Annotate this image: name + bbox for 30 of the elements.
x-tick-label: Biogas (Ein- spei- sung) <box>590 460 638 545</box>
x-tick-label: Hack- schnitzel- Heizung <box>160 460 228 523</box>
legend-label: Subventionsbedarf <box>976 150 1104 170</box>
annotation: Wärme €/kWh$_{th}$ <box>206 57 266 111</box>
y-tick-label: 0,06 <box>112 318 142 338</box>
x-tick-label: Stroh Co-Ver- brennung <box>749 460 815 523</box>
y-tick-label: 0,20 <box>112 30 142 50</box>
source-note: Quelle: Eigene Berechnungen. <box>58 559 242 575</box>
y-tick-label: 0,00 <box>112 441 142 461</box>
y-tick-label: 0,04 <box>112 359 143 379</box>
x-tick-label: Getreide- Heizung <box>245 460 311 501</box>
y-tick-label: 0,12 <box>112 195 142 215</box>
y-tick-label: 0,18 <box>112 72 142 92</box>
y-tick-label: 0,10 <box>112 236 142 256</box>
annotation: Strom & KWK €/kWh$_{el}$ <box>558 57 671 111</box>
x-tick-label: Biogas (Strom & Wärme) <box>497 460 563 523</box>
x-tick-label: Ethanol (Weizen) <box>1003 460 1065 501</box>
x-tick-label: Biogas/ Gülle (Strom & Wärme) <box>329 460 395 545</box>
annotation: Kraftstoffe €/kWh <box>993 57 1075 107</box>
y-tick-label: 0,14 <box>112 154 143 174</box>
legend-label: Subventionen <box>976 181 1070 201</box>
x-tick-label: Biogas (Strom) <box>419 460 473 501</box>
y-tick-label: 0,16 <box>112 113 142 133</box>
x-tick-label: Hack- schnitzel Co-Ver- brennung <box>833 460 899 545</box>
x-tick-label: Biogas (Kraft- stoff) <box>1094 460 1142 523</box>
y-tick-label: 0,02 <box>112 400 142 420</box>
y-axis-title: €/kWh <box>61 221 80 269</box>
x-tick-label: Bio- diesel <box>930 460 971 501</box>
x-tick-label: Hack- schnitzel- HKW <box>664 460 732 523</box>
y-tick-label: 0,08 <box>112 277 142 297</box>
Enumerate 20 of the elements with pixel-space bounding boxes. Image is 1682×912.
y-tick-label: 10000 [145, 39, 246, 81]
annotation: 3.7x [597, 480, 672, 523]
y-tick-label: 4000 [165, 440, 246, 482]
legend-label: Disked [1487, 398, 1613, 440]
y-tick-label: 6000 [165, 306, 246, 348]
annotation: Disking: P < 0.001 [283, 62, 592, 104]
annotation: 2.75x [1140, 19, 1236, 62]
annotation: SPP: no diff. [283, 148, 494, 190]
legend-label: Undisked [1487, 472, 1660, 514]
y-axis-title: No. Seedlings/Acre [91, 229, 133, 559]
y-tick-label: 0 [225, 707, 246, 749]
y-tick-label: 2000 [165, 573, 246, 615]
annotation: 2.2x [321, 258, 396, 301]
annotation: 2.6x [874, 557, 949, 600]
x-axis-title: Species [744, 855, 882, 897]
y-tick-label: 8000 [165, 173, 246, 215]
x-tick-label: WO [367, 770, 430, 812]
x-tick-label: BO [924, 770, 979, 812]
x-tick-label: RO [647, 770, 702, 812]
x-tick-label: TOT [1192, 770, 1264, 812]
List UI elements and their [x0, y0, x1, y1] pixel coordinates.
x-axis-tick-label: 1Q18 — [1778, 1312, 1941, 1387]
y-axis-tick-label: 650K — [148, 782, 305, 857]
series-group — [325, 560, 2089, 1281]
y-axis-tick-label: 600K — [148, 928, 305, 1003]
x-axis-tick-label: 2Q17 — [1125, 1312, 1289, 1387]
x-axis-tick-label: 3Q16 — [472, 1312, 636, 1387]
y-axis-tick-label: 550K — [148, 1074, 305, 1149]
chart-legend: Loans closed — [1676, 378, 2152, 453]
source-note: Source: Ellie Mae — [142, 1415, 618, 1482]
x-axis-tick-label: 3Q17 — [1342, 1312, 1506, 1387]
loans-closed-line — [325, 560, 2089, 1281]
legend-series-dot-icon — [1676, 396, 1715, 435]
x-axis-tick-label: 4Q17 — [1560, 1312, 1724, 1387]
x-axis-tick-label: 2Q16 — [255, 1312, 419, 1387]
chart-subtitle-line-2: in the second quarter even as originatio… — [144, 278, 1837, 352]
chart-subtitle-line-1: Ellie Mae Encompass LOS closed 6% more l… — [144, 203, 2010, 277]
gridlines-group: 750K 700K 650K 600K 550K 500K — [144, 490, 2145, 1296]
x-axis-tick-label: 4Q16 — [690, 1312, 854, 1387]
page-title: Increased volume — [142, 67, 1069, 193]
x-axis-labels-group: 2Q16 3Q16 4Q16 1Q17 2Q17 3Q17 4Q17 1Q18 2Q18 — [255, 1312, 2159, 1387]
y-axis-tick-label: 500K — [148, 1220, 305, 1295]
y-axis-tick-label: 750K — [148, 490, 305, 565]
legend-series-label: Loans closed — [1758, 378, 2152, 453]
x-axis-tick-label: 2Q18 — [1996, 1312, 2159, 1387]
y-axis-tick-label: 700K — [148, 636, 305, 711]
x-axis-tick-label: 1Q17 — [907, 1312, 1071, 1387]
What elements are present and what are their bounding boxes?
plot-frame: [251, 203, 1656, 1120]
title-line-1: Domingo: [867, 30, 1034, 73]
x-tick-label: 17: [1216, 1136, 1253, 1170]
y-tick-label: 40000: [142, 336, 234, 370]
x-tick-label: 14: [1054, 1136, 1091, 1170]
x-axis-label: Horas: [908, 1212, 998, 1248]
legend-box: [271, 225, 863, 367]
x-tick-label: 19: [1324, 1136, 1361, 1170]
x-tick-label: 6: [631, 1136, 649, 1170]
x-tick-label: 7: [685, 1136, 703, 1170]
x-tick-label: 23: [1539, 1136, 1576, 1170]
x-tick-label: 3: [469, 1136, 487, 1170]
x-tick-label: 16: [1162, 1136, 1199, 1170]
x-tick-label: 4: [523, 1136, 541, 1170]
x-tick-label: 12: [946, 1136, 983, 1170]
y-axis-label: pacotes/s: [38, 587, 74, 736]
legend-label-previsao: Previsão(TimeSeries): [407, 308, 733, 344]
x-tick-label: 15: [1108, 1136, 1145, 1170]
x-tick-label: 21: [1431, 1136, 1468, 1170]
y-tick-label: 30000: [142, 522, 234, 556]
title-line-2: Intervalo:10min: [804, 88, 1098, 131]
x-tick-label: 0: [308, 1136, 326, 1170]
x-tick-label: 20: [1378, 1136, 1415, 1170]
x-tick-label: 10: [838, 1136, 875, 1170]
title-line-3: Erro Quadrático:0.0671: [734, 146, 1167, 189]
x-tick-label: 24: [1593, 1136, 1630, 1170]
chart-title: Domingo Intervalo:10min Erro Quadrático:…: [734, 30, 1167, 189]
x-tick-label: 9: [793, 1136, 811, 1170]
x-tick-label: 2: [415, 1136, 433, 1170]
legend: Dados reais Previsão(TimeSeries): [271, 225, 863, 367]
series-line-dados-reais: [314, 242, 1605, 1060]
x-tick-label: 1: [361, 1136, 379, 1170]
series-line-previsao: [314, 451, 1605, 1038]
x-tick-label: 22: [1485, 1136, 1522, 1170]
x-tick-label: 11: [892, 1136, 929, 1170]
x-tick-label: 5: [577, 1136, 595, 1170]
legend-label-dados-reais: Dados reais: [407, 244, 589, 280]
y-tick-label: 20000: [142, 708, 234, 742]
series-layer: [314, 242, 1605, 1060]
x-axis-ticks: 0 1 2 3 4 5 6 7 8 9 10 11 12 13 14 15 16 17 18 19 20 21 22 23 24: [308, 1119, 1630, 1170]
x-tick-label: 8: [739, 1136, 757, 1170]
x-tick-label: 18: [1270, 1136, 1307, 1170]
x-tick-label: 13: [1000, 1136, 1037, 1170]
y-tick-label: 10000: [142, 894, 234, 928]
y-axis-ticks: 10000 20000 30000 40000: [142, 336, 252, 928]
........
#### [記述問題]
データの先頭から「x-tick-label: Hack- schnitzel Co-Ver- brennung」を含む行までを、両端の行も含めて、「Subventionsbedarf」を「Förderbedarf」に置き換えて更新し、ほかは一切変えずに書き出せ。

#### [記述解答]
Annotate this image: name + bbox for 30 of the elements.
x-tick-label: Biogas (Ein- spei- sung) <box>590 460 638 545</box>
x-tick-label: Hack- schnitzel- Heizung <box>160 460 228 523</box>
legend-label: Förderbedarf <box>976 150 1104 170</box>
annotation: Wärme €/kWh$_{th}$ <box>206 57 266 111</box>
y-tick-label: 0,06 <box>112 318 142 338</box>
x-tick-label: Stroh Co-Ver- brennung <box>749 460 815 523</box>
y-tick-label: 0,20 <box>112 30 142 50</box>
source-note: Quelle: Eigene Berechnungen. <box>58 559 242 575</box>
y-tick-label: 0,00 <box>112 441 142 461</box>
y-tick-label: 0,04 <box>112 359 143 379</box>
x-tick-label: Getreide- Heizung <box>245 460 311 501</box>
y-tick-label: 0,12 <box>112 195 142 215</box>
y-tick-label: 0,18 <box>112 72 142 92</box>
y-tick-label: 0,10 <box>112 236 142 256</box>
annotation: Strom & KWK €/kWh$_{el}$ <box>558 57 671 111</box>
x-tick-label: Biogas (Strom & Wärme) <box>497 460 563 523</box>
x-tick-label: Ethanol (Weizen) <box>1003 460 1065 501</box>
x-tick-label: Biogas/ Gülle (Strom & Wärme) <box>329 460 395 545</box>
annotation: Kraftstoffe €/kWh <box>993 57 1075 107</box>
y-tick-label: 0,14 <box>112 154 143 174</box>
legend-label: Subventionen <box>976 181 1070 201</box>
x-tick-label: Biogas (Strom) <box>419 460 473 501</box>
y-tick-label: 0,16 <box>112 113 142 133</box>
x-tick-label: Hack- schnitzel Co-Ver- brennung <box>833 460 899 545</box>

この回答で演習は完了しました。